Information shown:
★ ★ ★ ★ ★ ★ ★

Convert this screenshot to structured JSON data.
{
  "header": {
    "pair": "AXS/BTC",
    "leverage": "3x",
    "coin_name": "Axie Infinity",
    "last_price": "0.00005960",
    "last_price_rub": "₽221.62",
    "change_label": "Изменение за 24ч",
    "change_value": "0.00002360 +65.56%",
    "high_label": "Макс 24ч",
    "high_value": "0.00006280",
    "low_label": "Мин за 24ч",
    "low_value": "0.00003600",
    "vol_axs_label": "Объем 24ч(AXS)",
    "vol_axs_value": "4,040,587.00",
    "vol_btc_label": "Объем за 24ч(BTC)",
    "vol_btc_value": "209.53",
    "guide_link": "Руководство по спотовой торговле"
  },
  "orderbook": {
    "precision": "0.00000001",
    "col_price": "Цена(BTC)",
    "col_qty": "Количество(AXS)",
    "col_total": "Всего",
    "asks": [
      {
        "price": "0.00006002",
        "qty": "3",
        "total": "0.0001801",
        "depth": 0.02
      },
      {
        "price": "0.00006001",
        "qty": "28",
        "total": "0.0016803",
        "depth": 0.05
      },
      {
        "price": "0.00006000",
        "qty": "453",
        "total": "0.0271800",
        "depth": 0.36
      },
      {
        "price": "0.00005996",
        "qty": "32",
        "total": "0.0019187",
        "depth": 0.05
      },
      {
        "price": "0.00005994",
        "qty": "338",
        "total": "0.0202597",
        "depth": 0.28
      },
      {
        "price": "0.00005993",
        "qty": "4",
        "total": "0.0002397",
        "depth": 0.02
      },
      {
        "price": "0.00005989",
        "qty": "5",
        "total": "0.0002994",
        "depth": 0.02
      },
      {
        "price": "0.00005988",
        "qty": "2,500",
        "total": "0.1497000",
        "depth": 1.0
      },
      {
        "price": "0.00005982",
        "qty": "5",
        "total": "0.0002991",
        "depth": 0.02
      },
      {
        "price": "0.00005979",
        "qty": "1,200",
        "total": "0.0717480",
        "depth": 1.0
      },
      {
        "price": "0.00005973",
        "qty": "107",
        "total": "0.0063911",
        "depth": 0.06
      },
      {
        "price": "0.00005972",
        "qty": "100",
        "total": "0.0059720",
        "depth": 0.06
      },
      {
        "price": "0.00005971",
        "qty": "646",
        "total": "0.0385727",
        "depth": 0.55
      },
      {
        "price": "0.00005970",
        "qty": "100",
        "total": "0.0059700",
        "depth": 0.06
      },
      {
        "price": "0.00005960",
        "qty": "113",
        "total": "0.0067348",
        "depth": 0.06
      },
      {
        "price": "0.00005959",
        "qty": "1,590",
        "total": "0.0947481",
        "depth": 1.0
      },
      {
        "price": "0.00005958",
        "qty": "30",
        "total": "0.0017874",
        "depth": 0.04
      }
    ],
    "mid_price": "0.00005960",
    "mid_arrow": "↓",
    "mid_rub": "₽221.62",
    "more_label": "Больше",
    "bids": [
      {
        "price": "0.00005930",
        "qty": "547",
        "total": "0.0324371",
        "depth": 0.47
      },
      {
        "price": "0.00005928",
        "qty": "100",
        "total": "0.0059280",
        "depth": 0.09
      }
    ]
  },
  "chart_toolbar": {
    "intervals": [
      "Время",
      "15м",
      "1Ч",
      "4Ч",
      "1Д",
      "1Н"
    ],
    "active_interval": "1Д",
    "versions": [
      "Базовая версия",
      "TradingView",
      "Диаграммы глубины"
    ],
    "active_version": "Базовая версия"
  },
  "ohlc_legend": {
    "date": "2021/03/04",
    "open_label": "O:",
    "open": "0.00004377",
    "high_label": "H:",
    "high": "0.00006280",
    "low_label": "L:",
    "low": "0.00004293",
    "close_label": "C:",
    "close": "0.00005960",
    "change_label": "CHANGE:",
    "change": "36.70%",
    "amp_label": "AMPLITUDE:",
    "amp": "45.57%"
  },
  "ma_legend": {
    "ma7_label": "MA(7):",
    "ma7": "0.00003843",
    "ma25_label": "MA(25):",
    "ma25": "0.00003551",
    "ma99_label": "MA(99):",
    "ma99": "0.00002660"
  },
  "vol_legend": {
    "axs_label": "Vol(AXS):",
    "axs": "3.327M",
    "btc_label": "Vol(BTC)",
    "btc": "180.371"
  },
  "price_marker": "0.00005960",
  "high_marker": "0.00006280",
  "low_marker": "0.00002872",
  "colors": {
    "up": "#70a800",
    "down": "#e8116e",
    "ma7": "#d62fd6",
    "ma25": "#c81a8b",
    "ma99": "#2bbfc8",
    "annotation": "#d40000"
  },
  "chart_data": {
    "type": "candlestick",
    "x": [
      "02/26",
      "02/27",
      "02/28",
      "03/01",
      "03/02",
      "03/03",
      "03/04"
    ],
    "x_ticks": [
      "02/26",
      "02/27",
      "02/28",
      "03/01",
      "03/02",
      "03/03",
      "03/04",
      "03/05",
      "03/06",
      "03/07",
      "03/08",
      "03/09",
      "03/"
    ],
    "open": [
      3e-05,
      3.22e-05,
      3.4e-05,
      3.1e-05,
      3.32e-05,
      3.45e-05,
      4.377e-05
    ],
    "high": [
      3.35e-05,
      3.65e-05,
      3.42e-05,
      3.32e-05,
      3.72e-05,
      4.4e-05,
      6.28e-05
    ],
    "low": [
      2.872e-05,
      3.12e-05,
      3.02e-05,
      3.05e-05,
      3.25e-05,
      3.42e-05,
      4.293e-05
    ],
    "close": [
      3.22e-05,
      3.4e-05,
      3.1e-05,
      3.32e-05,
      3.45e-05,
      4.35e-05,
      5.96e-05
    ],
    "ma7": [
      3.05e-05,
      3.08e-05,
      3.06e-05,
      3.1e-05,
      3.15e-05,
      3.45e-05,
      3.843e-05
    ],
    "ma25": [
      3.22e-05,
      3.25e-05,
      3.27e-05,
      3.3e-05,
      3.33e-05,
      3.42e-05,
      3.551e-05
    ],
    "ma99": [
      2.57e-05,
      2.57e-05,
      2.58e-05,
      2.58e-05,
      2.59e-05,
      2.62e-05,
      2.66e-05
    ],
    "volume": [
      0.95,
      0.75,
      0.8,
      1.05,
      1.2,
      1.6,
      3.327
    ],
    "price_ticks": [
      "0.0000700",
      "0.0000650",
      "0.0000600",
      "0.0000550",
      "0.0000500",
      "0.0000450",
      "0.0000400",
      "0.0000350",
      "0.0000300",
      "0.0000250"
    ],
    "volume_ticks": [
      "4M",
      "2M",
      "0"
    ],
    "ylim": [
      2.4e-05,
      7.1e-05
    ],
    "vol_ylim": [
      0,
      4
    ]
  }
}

★ ★ ★ ★ ★ ★ ★

Work required: Print every entry exactly as it appears.

Response to the exercise:
Convert this screenshot to structured JSON data.
{
  "header": {
    "pair": "AXS/BTC",
    "leverage": "3x",
    "coin_name": "Axie Infinity",
    "last_price": "0.00005960",
    "last_price_rub": "₽221.62",
    "change_label": "Изменение за 24ч",
    "change_value": "0.00002360 +65.56%",
    "high_label": "Макс 24ч",
    "high_value": "0.00006280",
    "low_label": "Мин за 24ч",
    "low_value": "0.00003600",
    "vol_axs_label": "Объем 24ч(AXS)",
    "vol_axs_value": "4,040,587.00",
    "vol_btc_label": "Объем за 24ч(BTC)",
    "vol_btc_value": "209.53",
    "guide_link": "Руководство по спотовой торговле"
  },
  "orderbook": {
    "precision": "0.00000001",
    "col_price": "Цена(BTC)",
    "col_qty": "Количество(AXS)",
    "col_total": "Всего",
    "asks": [
      {
        "price": "0.00006002",
        "qty": "3",
        "total": "0.0001801",
        "depth": 0.02
      },
      {
        "price": "0.00006001",
        "qty": "28",
        "total": "0.0016803",
        "depth": 0.05
      },
      {
        "price": "0.00006000",
        "qty": "453",
        "total": "0.0271800",
        "depth": 0.36
      },
      {
        "price": "0.00005996",
        "qty": "32",
        "total": "0.0019187",
        "depth": 0.05
      },
      {
        "price": "0.00005994",
        "qty": "338",
        "total": "0.0202597",
        "depth": 0.28
      },
      {
        "price": "0.00005993",
        "qty": "4",
        "total": "0.0002397",
        "depth": 0.02
      },
      {
        "price": "0.00005989",
        "qty": "5",
        "total": "0.0002994",
        "depth": 0.02
      },
      {
        "price": "0.00005988",
        "qty": "2,500",
        "total": "0.1497000",
        "depth": 1.0
      },
      {
        "price": "0.00005982",
        "qty": "5",
        "total": "0.0002991",
        "depth": 0.02
      },
      {
        "price": "0.00005979",
        "qty": "1,200",
        "total": "0.0717480",
        "depth": 1.0
      },
      {
        "price": "0.00005973",
        "qty": "107",
        "total": "0.0063911",
        "depth": 0.06
      },
      {
        "price": "0.00005972",
        "qty": "100",
        "total": "0.0059720",
        "depth": 0.06
      },
      {
        "price": "0.00005971",
        "qty": "646",
        "total": "0.0385727",
        "depth": 0.55
      },
      {
        "price": "0.00005970",
        "qty": "100",
        "total": "0.0059700",
        "depth": 0.06
      },
      {
        "price": "0.00005960",
        "qty": "113",
        "total": "0.0067348",
        "depth": 0.06
      },
      {
        "price": "0.00005959",
        "qty": "1,590",
        "total": "0.0947481",
        "depth": 1.0
      },
      {
        "price": "0.00005958",
        "qty": "30",
        "total": "0.0017874",
        "depth": 0.04
      }
    ],
    "mid_price": "0.00005960",
    "mid_arrow": "↓",
    "mid_rub": "₽221.62",
    "more_label": "Больше",
    "bids": [
      {
        "price": "0.00005930",
        "qty": "547",
        "total": "0.0324371",
        "depth": 0.47
      },
      {
        "price": "0.00005928",
        "qty": "100",
        "total": "0.0059280",
        "depth": 0.09
      }
    ]
  },
  "chart_toolbar": {
    "intervals": [
      "Время",
      "15м",
      "1Ч",
      "4Ч",
      "1Д",
      "1Н"
    ],
    "active_interval": "1Д",
    "versions": [
      "Базовая версия",
      "TradingView",
      "Диаграммы глубины"
    ],
    "active_version": "Базовая версия"
  },
  "ohlc_legend": {
    "date": "2021/03/04",
    "open_label": "O:",
    "open": "0.00004377",
    "high_label": "H:",
    "high": "0.00006280",
    "low_label": "L:",
    "low": "0.00004293",
    "close_label": "C:",
    "close": "0.00005960",
    "change_label": "CHANGE:",
    "change": "36.70%",
    "amp_label": "AMPLITUDE:",
    "amp": "45.57%"
  },
  "ma_legend": {
    "ma7_label": "MA(7):",
    "ma7": "0.00003843",
    "ma25_label": "MA(25):",
    "ma25": "0.00003551",
    "ma99_label": "MA(99):",
    "ma99": "0.00002660"
  },
  "vol_legend": {
    "axs_label": "Vol(AXS):",
    "axs": "3.327M",
    "btc_label": "Vol(BTC)",
    "btc": "180.371"
  },
  "price_marker": "0.00005960",
  "high_marker": "0.00006280",
  "low_marker": "0.00002872",
  "colors": {
    "up": "#70a800",
    "down": "#e8116e",
    "ma7": "#d62fd6",
    "ma25": "#c81a8b",
    "ma99": "#2bbfc8",
    "annotation": "#d40000"
  },
  "chart_data": {
    "type": "candlestick",
    "x": [
      "02/26",
      "02/27",
      "02/28",
      "03/01",
      "03/02",
      "03/03",
      "03/04"
    ],
    "x_ticks": [
      "02/26",
      "02/27",
      "02/28",
      "03/01",
      "03/02",
      "03/03",
      "03/04",
      "03/05",
      "03/06",
      "03/07",
      "03/08",
      "03/09",
      "03/"
    ],
    "open": [
      3e-05,
      3.22e-05,
      3.4e-05,
      3.1e-05,
      3.32e-05,
      3.45e-05,
      4.377e-05
    ],
    "high": [
      3.35e-05,
      3.65e-05,
      3.42e-05,
      3.32e-05,
      3.72e-05,
      4.4e-05,
      6.28e-05
    ],
    "low": [
      2.872e-05,
      3.12e-05,
      3.02e-05,
      3.05e-05,
      3.25e-05,
      3.42e-05,
      4.293e-05
    ],
    "close": [
      3.22e-05,
      3.4e-05,
      3.1e-05,
      3.32e-05,
      3.45e-05,
      4.35e-05,
      5.96e-05
    ],
    "ma7": [
      3.05e-05,
      3.08e-05,
      3.06e-05,
      3.1e-05,
      3.15e-05,
      3.45e-05,
      3.843e-05
    ],
    "ma25": [
      3.22e-05,
      3.25e-05,
      3.27e-05,
      3.3e-05,
      3.33e-05,
      3.42e-05,
      3.551e-05
    ],
    "ma99": [
      2.57e-05,
      2.57e-05,
      2.58e-05,
      2.58e-05,
      2.59e-05,
      2.62e-05,
      2.66e-05
    ],
    "volume": [
      0.95,
      0.75,
      0.8,
      1.05,
      1.2,
      1.6,
      3.327
    ],
    "price_ticks": [
      "0.0000700",
      "0.0000650",
      "0.0000600",
      "0.0000550",
      "0.0000500",
      "0.0000450",
      "0.0000400",
      "0.0000350",
      "0.0000300",
      "0.0000250"
    ],
    "volume_ticks": [
      "4M",
      "2M",
      "0"
    ],
    "ylim": [
      2.4e-05,
      7.1e-05
    ],
    "vol_ylim": [
      0,
      4
    ]
  }
}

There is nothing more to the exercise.